- [EXTRACTED ENTRIES]
====================

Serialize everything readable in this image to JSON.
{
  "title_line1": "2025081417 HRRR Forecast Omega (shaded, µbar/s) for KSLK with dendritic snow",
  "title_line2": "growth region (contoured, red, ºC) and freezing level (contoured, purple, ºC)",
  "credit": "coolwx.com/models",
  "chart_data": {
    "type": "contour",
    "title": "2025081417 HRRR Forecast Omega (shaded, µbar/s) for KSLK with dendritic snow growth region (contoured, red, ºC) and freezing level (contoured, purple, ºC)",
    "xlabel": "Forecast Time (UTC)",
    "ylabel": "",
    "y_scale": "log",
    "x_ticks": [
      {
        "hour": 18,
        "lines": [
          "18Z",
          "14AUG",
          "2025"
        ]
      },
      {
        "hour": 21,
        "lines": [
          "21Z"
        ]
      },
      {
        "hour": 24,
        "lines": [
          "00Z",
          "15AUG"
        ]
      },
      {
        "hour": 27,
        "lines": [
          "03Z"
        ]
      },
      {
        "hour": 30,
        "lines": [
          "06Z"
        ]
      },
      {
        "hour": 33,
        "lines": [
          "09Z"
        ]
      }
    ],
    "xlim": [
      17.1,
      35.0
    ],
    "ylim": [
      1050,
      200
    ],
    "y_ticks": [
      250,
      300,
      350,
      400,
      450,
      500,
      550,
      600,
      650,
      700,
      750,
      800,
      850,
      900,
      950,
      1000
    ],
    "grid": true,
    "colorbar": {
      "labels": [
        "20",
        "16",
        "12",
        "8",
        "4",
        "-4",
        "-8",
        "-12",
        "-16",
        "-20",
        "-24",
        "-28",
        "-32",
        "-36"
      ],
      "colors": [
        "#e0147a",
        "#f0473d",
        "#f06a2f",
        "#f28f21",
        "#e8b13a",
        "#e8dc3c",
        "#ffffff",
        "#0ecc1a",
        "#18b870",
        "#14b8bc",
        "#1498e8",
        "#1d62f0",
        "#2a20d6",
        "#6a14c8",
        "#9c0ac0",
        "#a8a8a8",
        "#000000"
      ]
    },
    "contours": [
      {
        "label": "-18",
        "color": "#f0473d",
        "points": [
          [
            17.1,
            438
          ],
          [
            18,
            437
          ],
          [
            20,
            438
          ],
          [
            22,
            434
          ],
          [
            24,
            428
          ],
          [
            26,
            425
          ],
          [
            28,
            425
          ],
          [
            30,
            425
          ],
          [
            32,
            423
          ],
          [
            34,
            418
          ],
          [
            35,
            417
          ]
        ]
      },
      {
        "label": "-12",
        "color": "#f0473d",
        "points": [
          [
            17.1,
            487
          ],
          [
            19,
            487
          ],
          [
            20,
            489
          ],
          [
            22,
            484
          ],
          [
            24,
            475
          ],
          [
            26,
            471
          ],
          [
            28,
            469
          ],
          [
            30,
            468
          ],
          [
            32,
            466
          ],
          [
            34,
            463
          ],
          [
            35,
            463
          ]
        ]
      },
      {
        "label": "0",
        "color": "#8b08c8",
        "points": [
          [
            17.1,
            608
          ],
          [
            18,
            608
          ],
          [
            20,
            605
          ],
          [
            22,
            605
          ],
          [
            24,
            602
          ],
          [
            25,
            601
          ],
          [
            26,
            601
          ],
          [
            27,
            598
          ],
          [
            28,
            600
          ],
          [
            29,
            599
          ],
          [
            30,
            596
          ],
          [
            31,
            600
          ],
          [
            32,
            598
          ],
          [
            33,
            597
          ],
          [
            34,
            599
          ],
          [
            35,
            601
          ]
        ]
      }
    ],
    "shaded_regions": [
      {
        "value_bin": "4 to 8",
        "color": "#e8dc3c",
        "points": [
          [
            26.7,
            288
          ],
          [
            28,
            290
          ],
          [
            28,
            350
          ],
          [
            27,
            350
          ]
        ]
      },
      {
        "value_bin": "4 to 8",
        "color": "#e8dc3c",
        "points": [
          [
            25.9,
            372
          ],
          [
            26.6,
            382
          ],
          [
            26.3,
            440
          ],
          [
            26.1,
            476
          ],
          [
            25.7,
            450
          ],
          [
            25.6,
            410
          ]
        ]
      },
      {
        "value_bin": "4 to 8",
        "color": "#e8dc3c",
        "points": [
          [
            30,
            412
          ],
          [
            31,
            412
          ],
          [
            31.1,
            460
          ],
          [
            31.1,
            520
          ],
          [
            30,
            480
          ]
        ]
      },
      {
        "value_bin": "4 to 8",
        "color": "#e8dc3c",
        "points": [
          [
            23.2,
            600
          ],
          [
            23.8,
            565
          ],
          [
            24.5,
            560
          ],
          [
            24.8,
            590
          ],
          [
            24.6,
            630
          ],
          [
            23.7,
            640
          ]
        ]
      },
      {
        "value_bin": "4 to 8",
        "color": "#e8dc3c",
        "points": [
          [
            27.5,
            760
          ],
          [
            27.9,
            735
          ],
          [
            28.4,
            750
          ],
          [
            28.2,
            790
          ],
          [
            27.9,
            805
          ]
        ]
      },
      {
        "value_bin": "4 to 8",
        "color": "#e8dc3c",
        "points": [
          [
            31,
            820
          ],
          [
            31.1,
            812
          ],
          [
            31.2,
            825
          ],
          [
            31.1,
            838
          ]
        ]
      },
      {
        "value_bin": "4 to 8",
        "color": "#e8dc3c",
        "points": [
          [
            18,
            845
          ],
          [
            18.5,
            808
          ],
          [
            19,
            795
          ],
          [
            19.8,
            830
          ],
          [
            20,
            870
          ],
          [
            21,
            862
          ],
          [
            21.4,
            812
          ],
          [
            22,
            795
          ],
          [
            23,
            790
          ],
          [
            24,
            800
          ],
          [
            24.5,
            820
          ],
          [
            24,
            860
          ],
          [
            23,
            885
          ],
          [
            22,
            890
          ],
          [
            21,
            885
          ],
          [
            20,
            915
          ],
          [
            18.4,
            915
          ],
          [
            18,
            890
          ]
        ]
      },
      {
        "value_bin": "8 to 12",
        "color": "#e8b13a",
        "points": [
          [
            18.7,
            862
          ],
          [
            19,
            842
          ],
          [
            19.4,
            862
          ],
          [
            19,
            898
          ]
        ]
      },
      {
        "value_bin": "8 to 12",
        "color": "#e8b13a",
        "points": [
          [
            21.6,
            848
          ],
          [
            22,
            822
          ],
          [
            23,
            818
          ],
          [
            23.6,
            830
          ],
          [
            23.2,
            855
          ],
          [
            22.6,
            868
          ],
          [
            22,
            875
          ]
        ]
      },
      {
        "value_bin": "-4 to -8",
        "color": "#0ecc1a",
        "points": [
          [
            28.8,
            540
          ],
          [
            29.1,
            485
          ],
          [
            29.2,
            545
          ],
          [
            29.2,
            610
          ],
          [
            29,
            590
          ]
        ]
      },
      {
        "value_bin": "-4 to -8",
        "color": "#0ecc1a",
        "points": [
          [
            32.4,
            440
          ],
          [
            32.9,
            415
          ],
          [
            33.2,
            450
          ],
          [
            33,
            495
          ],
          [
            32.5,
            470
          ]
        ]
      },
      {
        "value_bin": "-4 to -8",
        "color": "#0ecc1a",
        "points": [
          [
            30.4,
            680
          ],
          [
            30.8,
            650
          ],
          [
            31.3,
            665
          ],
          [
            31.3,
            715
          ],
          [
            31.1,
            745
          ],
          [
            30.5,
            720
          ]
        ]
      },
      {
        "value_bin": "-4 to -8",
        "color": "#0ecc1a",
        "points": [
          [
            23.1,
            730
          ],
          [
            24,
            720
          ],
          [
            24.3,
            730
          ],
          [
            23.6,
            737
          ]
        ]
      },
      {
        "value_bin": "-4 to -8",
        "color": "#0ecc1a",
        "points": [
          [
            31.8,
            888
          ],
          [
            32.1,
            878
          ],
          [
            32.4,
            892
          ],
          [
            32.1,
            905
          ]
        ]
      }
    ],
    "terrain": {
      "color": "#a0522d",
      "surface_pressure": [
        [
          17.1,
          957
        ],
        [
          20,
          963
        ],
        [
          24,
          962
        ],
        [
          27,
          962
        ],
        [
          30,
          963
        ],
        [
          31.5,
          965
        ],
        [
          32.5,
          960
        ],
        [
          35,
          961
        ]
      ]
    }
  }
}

====================

- [WHAT TO PRODUCE] Count the lines above that contain the word "with", and give only that number.

- [RESULT OF THIS TASK] 2